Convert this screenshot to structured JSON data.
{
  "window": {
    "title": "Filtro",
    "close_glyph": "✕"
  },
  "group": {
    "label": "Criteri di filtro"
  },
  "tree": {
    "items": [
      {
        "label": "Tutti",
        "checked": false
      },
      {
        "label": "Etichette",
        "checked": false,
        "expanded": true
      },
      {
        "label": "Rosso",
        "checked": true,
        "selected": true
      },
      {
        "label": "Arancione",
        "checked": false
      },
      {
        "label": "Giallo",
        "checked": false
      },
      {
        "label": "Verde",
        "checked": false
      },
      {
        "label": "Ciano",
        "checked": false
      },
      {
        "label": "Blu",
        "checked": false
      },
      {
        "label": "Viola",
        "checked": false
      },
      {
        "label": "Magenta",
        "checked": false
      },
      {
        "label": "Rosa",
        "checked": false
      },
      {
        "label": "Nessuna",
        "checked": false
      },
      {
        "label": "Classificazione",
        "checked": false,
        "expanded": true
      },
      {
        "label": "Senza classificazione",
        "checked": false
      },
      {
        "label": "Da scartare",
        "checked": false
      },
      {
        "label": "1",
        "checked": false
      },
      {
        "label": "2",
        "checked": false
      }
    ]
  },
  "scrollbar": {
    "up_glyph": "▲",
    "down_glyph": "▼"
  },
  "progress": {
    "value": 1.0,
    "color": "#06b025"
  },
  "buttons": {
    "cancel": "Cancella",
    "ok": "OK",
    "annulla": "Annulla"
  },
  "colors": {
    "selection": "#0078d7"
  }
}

────────────────────────────────────────

**What you will do**
Write out all records exactly, keeping every detail.

**Expected answer**
Convert this screenshot to structured JSON data.
{
  "window": {
    "title": "Filtro",
    "close_glyph": "✕"
  },
  "group": {
    "label": "Criteri di filtro"
  },
  "tree": {
    "items": [
      {
        "label": "Tutti",
        "checked": false
      },
      {
        "label": "Etichette",
        "checked": false,
        "expanded": true
      },
      {
        "label": "Rosso",
        "checked": true,
        "selected": true
      },
      {
        "label": "Arancione",
        "checked": false
      },
      {
        "label": "Giallo",
        "checked": false
      },
      {
        "label": "Verde",
        "checked": false
      },
      {
        "label": "Ciano",
        "checked": false
      },
      {
        "label": "Blu",
        "checked": false
      },
      {
        "label": "Viola",
        "checked": false
      },
      {
        "label": "Magenta",
        "checked": false
      },
      {
        "label": "Rosa",
        "checked": false
      },
      {
        "label": "Nessuna",
        "checked": false
      },
      {
        "label": "Classificazione",
        "checked": false,
        "expanded": true
      },
      {
        "label": "Senza classificazione",
        "checked": false
      },
      {
        "label": "Da scartare",
        "checked": false
      },
      {
        "label": "1",
        "checked": false
      },
      {
        "label": "2",
        "checked": false
      }
    ]
  },
  "scrollbar": {
    "up_glyph": "▲",
    "down_glyph": "▼"
  },
  "progress": {
    "value": 1.0,
    "color": "#06b025"
  },
  "buttons": {
    "cancel": "Cancella",
    "ok": "OK",
    "annulla": "Annulla"
  },
  "colors": {
    "selection": "#0078d7"
  }
}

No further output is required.